• Your task:
Where the string "content" occurs in the material below, report the whole line.

───── Data listing ─────

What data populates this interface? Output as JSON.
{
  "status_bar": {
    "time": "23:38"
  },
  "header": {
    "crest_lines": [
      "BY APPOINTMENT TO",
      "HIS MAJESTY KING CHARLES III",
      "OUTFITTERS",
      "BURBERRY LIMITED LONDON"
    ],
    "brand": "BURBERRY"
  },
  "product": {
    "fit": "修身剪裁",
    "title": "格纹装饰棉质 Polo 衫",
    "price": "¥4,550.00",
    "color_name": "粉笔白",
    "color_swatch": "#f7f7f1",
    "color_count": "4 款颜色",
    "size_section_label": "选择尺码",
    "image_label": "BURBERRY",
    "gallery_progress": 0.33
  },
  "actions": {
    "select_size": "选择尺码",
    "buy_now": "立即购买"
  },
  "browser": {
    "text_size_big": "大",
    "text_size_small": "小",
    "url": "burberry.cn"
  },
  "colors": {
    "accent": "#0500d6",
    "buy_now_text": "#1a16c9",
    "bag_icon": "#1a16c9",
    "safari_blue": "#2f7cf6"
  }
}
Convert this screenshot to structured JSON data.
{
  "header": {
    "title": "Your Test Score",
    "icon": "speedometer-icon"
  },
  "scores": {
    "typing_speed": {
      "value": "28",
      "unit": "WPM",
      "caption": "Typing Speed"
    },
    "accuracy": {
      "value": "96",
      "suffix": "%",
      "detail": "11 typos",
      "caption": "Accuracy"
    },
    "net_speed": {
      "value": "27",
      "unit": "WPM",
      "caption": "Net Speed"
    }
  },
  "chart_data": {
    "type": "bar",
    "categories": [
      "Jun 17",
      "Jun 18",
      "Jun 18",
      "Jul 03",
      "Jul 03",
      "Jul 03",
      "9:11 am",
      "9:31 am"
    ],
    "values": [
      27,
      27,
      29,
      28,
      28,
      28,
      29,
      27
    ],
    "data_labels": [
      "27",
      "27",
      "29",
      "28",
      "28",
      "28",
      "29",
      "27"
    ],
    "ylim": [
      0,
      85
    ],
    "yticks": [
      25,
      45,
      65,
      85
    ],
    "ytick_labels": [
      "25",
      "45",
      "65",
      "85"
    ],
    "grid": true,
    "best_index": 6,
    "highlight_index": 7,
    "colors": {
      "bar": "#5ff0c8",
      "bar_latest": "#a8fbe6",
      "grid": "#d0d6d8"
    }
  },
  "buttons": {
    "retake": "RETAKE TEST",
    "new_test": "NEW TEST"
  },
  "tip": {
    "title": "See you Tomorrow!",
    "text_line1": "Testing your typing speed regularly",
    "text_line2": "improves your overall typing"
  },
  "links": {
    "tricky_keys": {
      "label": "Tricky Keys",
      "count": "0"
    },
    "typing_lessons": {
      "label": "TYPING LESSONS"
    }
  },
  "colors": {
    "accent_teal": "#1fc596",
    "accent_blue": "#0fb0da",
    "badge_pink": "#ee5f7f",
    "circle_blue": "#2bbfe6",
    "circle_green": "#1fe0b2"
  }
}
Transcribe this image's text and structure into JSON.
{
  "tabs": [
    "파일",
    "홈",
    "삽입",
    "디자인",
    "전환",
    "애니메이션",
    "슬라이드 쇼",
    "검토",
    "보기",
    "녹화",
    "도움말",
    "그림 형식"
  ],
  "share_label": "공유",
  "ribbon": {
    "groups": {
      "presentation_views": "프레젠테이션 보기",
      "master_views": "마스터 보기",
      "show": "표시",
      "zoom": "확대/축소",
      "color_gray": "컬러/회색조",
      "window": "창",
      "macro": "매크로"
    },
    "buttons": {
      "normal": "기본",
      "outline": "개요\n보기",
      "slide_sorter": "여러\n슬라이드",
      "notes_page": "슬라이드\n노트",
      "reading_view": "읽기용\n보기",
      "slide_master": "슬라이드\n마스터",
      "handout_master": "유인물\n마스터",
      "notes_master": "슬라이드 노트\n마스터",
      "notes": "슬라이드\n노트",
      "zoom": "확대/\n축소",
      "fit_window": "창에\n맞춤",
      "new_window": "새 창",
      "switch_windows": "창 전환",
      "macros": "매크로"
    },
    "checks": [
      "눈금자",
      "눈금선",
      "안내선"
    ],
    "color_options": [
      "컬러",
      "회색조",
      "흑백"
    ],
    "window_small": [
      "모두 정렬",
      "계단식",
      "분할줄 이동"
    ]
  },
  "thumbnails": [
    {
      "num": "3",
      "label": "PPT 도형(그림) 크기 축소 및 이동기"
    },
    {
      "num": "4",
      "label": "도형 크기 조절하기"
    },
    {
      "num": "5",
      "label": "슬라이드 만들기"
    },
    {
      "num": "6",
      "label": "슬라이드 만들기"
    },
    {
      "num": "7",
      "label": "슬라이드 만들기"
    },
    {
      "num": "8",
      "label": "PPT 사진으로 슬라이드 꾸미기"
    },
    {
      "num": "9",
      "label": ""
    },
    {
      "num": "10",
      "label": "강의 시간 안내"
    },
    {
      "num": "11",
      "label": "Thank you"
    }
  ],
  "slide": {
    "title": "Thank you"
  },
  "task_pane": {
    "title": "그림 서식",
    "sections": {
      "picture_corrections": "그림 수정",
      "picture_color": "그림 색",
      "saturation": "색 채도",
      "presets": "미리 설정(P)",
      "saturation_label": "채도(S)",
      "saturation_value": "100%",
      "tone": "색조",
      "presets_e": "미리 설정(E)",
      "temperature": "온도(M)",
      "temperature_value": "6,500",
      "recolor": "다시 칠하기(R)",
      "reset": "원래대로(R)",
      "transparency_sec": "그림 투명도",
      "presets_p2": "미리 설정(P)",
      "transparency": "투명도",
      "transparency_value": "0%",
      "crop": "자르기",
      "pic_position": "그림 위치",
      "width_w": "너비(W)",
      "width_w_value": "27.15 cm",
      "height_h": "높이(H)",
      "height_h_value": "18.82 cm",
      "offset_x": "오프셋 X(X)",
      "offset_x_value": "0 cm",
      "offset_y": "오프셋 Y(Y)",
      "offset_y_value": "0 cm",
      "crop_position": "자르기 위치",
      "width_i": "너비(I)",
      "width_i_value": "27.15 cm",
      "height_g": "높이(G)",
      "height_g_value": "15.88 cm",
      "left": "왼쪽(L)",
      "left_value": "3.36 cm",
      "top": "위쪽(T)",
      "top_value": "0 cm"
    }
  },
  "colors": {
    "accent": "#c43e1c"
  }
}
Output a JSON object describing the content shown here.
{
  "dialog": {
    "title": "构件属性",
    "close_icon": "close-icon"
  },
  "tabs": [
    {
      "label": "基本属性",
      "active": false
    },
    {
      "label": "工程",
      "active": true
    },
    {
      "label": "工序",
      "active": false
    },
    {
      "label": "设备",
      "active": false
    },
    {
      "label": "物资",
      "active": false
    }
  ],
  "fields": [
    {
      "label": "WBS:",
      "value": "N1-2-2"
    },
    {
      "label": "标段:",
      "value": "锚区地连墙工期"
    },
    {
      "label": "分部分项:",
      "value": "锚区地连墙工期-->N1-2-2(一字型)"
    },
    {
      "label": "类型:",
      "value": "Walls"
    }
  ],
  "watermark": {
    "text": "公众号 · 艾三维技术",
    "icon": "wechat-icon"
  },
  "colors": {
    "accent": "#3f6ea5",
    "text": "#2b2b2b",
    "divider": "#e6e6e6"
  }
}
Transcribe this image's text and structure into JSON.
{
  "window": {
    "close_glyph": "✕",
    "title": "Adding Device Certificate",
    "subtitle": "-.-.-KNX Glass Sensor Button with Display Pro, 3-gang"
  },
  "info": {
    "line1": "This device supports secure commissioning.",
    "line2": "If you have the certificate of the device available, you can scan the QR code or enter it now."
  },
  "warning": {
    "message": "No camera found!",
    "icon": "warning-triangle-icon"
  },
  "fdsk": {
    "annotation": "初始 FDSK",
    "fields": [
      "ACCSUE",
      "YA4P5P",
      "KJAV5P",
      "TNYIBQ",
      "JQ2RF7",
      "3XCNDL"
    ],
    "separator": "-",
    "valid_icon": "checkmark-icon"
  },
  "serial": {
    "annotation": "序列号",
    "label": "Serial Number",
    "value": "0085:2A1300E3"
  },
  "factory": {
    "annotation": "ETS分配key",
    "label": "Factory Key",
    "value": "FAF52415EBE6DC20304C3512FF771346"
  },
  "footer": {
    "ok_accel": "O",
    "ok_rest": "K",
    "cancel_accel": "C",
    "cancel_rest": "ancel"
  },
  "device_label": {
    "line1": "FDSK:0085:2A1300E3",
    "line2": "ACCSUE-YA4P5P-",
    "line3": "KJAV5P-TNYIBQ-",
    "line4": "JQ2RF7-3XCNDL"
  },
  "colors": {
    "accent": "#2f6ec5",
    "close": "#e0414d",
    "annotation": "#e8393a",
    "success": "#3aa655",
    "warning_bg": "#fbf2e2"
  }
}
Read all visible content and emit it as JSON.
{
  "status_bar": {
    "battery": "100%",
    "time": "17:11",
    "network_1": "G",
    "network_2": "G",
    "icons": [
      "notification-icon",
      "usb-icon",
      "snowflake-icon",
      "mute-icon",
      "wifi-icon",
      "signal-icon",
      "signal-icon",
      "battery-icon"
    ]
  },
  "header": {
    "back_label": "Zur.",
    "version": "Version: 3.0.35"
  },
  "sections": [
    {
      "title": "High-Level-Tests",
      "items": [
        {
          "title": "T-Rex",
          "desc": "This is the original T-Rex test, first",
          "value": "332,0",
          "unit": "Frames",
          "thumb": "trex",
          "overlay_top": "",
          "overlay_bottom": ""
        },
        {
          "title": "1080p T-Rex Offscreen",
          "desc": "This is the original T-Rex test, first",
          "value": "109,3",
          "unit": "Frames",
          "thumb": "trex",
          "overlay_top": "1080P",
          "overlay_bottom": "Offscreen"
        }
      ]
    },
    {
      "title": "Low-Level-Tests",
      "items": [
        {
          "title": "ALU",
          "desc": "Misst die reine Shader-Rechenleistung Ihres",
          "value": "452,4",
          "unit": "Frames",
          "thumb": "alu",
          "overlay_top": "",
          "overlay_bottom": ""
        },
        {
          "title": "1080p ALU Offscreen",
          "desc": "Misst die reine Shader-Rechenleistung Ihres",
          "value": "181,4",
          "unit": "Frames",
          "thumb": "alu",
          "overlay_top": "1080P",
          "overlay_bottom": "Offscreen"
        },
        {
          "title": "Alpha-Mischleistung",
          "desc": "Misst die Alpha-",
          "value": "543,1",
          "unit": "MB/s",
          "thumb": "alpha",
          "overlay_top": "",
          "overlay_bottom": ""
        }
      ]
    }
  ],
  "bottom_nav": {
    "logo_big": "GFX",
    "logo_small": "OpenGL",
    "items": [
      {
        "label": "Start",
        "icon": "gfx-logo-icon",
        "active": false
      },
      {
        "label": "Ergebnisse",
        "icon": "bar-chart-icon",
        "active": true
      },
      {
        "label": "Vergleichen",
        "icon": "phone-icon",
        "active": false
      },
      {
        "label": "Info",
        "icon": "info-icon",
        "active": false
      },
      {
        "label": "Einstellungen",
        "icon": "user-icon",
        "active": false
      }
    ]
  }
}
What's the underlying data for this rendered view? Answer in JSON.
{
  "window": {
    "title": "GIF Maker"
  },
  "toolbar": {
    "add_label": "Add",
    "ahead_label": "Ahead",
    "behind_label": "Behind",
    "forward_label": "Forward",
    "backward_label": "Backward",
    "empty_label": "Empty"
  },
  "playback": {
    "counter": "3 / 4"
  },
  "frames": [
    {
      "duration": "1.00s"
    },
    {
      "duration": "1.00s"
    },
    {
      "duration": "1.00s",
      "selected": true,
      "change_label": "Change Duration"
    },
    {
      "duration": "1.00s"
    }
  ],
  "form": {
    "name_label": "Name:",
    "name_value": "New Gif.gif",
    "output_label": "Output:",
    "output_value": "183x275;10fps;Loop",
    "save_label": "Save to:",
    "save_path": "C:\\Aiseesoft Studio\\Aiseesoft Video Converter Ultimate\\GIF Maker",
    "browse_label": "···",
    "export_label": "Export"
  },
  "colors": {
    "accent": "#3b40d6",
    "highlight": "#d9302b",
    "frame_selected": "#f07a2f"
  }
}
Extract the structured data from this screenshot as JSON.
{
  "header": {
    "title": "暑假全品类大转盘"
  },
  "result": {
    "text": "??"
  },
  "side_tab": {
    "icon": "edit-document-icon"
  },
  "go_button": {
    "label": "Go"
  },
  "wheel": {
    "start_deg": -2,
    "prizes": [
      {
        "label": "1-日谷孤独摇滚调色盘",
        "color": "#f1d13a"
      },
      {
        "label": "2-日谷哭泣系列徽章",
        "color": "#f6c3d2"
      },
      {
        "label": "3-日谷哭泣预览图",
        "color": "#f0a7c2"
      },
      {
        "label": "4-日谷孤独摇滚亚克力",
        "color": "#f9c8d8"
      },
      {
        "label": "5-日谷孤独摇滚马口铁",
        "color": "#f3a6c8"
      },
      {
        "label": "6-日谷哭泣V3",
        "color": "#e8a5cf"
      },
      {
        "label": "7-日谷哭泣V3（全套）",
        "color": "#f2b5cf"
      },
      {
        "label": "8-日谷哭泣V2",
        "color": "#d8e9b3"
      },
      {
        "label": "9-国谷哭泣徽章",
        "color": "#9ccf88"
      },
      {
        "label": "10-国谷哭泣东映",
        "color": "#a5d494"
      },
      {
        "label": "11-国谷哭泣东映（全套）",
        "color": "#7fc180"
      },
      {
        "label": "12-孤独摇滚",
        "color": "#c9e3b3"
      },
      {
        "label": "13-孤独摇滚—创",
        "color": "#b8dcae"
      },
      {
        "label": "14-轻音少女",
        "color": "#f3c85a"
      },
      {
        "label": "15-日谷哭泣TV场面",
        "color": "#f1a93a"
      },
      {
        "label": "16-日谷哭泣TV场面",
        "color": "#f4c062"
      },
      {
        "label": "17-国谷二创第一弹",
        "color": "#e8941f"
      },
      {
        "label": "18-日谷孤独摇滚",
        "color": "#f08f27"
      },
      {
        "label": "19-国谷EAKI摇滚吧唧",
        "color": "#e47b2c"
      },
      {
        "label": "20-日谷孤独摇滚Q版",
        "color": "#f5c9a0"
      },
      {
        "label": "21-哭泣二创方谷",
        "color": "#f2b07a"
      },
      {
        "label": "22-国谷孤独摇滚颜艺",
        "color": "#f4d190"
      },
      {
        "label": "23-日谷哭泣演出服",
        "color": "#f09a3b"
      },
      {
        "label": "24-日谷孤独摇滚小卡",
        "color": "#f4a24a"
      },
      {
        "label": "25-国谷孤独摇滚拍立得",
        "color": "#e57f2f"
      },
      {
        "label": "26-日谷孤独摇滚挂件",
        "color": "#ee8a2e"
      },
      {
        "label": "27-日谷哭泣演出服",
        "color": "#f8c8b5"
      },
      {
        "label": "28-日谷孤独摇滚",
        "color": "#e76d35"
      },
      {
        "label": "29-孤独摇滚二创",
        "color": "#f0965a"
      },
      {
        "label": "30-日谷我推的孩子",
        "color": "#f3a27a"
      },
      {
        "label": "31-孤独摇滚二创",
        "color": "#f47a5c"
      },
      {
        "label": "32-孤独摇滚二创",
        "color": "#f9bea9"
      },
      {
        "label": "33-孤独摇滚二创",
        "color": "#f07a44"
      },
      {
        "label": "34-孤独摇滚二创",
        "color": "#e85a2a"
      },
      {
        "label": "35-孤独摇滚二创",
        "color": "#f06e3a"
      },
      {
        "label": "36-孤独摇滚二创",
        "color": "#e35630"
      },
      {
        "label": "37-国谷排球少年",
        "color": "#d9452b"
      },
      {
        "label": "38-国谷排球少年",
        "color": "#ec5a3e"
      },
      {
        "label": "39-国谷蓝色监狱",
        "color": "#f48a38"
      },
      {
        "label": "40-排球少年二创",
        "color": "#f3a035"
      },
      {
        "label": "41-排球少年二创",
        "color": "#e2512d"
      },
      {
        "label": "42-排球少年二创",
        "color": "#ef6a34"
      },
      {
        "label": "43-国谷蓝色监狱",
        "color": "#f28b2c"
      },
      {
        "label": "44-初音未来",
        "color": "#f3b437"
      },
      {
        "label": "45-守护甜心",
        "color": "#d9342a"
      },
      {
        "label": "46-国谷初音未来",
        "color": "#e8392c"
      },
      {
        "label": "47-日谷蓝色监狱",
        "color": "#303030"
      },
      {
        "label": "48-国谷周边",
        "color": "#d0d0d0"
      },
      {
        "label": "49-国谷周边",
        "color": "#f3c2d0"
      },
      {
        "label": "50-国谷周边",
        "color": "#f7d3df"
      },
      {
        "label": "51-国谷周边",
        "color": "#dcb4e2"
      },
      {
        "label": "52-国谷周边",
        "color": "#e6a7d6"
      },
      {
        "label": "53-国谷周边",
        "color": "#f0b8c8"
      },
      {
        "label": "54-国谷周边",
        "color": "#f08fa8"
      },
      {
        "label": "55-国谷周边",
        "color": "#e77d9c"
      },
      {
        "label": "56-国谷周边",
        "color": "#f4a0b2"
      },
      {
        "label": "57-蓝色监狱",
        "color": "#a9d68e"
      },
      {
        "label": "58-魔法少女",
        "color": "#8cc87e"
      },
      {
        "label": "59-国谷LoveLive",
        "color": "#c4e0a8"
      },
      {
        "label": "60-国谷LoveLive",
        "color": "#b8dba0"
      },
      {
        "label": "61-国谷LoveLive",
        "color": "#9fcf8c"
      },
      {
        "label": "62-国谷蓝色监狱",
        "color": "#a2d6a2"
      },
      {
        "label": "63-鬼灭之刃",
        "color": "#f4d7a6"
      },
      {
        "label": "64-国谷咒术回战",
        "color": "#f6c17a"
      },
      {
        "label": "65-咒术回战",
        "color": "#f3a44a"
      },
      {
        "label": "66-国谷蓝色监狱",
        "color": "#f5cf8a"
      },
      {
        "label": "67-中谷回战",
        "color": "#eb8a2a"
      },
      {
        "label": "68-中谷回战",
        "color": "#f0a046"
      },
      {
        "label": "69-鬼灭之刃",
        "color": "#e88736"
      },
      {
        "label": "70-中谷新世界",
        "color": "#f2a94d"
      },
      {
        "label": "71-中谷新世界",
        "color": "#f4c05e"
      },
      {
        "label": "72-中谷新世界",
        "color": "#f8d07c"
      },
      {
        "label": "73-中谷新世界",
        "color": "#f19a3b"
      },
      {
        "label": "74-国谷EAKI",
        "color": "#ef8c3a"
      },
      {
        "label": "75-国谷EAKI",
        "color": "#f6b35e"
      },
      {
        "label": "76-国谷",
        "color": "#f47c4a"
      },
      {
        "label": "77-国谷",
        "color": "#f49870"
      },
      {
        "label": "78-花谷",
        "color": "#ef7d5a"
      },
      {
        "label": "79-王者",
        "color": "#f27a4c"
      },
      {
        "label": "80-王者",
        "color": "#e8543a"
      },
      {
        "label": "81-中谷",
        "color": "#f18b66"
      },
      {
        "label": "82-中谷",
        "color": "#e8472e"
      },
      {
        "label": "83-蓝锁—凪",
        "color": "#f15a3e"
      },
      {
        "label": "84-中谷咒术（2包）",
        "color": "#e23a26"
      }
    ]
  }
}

─────

• Full answer:
Output a JSON object describing the content shown here.
Read all visible content and emit it as JSON.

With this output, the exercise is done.